Data items
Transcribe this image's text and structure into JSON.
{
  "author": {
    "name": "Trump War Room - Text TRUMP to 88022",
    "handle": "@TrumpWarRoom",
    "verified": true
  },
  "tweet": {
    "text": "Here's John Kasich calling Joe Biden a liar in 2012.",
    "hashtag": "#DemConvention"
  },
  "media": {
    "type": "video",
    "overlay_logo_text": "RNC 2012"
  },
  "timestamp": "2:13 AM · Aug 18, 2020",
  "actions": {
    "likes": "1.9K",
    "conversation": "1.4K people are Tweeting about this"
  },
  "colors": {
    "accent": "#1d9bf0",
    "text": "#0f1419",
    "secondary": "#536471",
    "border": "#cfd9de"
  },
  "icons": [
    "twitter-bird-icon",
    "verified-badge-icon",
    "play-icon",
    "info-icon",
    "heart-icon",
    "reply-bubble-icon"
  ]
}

■ Written instruction
The entries above should be repeated exactly, every one of them.

■ Reply to the task
Transcribe this image's text and structure into JSON.
{
  "author": {
    "name": "Trump War Room - Text TRUMP to 88022",
    "handle": "@TrumpWarRoom",
    "verified": true
  },
  "tweet": {
    "text": "Here's John Kasich calling Joe Biden a liar in 2012.",
    "hashtag": "#DemConvention"
  },
  "media": {
    "type": "video",
    "overlay_logo_text": "RNC 2012"
  },
  "timestamp": "2:13 AM · Aug 18, 2020",
  "actions": {
    "likes": "1.9K",
    "conversation": "1.4K people are Tweeting about this"
  },
  "colors": {
    "accent": "#1d9bf0",
    "text": "#0f1419",
    "secondary": "#536471",
    "border": "#cfd9de"
  },
  "icons": [
    "twitter-bird-icon",
    "verified-badge-icon",
    "play-icon",
    "info-icon",
    "heart-icon",
    "reply-bubble-icon"
  ]
}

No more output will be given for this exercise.